SET TASK :: Scan the records below for the word "representation" and give only the number of lines that hold it.

# # # # #

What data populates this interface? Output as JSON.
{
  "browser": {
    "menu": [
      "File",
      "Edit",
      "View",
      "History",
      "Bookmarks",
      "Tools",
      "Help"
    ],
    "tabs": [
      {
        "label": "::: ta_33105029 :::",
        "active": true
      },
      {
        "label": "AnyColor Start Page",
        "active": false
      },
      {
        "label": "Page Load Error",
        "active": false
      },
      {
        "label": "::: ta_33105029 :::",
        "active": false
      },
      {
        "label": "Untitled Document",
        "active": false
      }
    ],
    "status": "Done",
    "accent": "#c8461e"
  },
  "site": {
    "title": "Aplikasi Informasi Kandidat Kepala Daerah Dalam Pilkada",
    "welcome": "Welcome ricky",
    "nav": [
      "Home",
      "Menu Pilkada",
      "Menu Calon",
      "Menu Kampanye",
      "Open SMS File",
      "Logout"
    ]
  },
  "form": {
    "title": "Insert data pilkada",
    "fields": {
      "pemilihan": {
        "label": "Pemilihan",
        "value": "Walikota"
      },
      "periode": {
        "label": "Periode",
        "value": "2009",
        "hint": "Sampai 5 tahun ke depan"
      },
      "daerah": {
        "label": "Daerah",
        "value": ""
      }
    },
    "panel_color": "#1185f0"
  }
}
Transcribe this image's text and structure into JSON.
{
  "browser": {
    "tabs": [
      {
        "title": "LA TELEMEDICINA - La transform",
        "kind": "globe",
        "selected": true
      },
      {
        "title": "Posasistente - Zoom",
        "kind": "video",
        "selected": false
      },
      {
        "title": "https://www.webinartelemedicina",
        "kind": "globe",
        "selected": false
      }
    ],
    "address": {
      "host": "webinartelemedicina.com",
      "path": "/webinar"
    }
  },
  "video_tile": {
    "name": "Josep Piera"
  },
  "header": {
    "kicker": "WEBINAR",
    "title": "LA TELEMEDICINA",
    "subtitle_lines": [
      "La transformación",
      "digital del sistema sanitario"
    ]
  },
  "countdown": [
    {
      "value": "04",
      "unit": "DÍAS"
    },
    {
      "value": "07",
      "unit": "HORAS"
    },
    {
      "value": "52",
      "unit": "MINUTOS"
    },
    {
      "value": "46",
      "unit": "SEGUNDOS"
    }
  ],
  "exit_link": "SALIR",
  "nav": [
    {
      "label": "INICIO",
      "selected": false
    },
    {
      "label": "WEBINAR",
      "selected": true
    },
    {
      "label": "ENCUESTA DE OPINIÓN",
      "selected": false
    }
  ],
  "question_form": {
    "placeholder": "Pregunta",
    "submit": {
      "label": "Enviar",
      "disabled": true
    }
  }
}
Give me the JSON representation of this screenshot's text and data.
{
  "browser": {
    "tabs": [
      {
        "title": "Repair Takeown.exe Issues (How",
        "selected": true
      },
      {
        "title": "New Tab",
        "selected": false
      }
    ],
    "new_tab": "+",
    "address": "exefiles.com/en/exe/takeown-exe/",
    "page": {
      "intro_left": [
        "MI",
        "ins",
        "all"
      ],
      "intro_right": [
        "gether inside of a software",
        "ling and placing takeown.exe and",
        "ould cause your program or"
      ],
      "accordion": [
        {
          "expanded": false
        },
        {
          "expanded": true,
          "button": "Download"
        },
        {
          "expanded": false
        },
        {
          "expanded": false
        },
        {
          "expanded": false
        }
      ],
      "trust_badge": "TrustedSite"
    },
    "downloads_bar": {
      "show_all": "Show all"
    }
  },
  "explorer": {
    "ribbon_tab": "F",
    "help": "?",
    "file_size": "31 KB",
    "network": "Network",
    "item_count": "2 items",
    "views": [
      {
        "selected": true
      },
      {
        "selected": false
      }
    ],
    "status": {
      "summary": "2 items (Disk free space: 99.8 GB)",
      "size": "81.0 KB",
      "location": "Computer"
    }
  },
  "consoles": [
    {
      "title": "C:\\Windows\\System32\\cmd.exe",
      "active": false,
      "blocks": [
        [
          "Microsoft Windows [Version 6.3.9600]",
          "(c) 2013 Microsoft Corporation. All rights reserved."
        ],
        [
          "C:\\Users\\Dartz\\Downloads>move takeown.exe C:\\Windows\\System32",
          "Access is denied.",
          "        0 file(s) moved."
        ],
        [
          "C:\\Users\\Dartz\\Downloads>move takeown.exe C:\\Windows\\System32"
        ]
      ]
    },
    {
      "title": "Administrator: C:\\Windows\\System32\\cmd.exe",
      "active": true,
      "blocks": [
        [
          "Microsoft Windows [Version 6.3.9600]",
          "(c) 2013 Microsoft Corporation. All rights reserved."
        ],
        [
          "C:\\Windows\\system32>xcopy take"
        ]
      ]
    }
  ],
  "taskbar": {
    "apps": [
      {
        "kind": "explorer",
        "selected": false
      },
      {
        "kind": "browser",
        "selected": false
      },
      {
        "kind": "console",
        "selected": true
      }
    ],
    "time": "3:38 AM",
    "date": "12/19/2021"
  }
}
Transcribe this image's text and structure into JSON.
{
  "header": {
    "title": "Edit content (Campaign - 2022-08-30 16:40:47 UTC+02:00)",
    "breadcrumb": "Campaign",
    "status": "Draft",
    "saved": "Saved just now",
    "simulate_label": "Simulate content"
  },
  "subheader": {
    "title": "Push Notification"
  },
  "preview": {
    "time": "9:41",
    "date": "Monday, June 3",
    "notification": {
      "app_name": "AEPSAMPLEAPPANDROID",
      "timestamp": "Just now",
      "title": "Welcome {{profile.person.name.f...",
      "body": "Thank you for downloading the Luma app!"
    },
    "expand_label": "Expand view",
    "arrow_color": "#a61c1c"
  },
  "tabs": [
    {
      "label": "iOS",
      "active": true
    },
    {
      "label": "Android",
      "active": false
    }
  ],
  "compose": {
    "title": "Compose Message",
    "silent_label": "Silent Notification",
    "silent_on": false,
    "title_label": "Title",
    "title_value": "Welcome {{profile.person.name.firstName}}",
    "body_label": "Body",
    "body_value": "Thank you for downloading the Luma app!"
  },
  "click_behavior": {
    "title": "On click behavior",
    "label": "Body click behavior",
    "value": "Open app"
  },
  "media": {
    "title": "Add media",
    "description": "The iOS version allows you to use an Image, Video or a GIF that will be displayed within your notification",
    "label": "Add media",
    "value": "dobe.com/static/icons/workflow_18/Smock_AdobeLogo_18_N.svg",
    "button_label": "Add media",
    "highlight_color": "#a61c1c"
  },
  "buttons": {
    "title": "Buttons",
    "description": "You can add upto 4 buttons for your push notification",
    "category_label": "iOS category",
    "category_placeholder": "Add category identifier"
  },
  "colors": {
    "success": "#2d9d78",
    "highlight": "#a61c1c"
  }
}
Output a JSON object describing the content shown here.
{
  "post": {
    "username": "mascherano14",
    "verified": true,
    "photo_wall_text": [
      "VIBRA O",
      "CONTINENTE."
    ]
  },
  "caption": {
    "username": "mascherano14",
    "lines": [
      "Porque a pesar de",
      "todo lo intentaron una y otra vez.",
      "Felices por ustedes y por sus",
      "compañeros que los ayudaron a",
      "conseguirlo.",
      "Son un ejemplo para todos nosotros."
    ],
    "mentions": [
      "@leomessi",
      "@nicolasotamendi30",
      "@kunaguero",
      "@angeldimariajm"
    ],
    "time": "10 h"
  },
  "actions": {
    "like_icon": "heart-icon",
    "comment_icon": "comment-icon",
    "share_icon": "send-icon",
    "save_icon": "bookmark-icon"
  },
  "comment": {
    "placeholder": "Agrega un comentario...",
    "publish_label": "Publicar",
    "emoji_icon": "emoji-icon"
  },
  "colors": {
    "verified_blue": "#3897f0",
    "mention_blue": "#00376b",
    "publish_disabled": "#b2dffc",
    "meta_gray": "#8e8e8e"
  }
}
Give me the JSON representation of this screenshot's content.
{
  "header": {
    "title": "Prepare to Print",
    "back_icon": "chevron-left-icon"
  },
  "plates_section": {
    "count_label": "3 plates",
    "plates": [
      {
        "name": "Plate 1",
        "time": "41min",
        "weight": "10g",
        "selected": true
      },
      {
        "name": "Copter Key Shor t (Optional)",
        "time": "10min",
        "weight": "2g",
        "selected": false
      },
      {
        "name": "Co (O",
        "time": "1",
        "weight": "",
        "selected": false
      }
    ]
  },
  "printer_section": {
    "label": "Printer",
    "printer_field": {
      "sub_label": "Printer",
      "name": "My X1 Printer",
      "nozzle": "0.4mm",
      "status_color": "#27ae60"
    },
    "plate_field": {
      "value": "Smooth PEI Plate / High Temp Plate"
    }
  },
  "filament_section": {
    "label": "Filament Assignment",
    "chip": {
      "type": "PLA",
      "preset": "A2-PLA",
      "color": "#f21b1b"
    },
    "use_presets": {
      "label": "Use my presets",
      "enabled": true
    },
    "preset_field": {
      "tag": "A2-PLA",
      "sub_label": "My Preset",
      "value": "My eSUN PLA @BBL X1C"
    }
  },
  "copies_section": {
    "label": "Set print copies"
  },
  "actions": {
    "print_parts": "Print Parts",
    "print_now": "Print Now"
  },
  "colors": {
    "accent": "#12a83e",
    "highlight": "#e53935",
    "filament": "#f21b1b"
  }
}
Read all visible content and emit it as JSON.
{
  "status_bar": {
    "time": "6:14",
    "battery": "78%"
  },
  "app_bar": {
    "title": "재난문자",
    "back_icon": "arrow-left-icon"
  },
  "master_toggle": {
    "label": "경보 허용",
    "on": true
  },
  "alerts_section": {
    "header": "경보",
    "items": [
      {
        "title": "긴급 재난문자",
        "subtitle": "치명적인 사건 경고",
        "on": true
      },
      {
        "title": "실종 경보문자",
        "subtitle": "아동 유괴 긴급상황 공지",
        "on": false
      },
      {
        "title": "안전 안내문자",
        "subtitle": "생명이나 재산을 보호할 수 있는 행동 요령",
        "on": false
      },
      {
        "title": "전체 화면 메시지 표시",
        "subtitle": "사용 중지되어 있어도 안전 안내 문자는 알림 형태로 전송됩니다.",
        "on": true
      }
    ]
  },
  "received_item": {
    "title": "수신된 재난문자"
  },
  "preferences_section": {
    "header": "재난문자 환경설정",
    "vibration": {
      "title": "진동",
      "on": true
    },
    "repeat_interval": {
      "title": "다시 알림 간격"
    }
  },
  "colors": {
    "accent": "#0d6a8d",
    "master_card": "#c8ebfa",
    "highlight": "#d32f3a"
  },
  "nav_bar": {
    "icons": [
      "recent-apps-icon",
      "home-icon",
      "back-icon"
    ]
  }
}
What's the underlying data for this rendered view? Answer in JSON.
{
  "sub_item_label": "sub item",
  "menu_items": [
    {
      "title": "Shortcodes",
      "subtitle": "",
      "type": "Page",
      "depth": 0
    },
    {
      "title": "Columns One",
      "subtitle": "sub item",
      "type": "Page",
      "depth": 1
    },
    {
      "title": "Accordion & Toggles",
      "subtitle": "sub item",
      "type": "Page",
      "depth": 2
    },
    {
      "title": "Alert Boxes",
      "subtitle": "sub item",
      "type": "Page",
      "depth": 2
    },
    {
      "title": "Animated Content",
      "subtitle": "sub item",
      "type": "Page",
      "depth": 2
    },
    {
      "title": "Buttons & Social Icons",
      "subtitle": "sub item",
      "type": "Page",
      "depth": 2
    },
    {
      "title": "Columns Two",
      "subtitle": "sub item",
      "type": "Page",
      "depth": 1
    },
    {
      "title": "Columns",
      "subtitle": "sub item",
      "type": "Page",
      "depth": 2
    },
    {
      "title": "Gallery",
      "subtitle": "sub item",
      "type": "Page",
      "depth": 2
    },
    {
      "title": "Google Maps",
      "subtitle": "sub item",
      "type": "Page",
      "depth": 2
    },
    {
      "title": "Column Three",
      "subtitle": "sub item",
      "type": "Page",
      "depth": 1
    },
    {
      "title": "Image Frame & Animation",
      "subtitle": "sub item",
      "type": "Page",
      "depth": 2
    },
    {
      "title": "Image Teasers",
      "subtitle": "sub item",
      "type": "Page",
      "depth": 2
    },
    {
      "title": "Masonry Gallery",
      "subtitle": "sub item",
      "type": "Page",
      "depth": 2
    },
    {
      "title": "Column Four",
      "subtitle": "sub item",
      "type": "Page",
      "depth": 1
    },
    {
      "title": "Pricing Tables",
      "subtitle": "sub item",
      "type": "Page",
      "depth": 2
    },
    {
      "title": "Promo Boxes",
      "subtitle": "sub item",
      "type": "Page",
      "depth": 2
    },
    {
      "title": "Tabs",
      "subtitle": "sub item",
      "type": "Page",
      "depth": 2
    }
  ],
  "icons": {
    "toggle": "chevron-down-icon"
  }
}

# # # # #

RESPONSE BELOW :: 2